Going through the material below, please gather all lines with the word "ЦАМО" in them.

-------- Given data

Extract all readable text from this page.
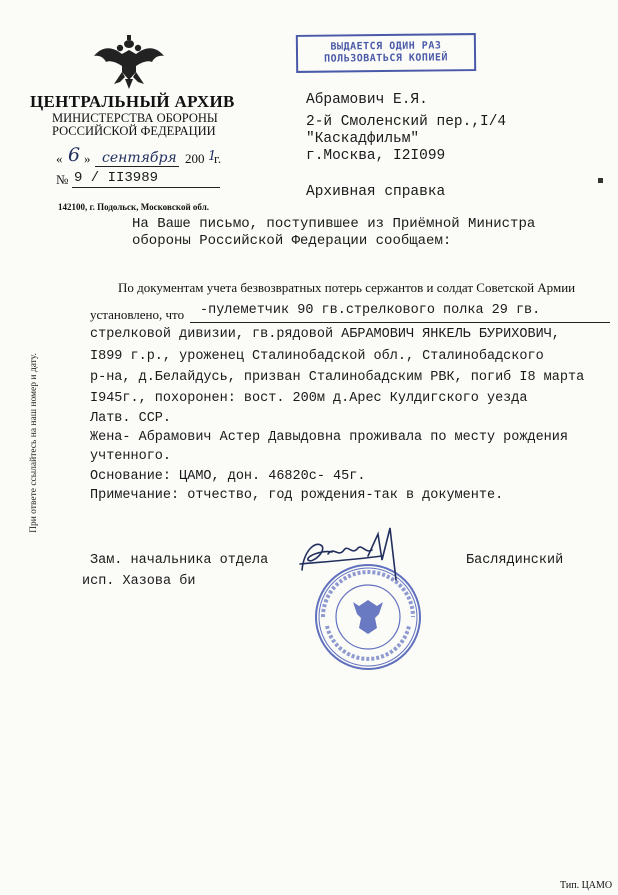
ЦЕНТРАЛЬНЫЙ АРХИВ
МИНИСТЕРСТВА ОБОРОНЫ
РОССИЙСКОЙ ФЕДЕРАЦИИ
« 6 » сентября 200 1
г.
№ 9 / II3989
142100, г. Подольск, Московской обл.
ВЫДАЕТСЯ ОДИН РАЗ
ПОЛЬЗОВАТЬСЯ КОПИЕЙ
Абрамович Е.Я.
2-й Смоленский пер.,I/4
"Каскадфильм"
г.Москва, I2I099
Архивная справка
На Ваше письмо, поступившее из Приёмной Министра
обороны Российской Федерации сообщаем:
По документам учета безвозвратных потерь сержантов и солдат Советской Армии
установлено, что -пулеметчик 90 гв.стрелкового полка 29 гв.
стрелковой дивизии, гв.рядовой АБРАМОВИЧ ЯНКЕЛЬ БУРИХОВИЧ,
I899 г.р., уроженец Сталинобадской обл., Сталинобадского
р-на, д.Белайдусь, призван Сталинобадским РВК, погиб I8 марта
I945г., похоронен: вост. 200м д.Арес Кулдигского уезда
Латв. ССР.
Жена- Абрамович Астер Давыдовна проживала по месту рождения
учтенного.
Основание: ЦАМО, дон. 46820с- 45г.
Примечание: отчество, год рождения-так в документе.
Зам. начальника отдела	Баслядинский
исп. Хазова би
При ответе ссылайтесь на наш номер и дату.
Тип. ЦАМО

----------------

> Task output:
Основание: ЦАМО, дон. 46820с- 45г.
Тип. ЦАМО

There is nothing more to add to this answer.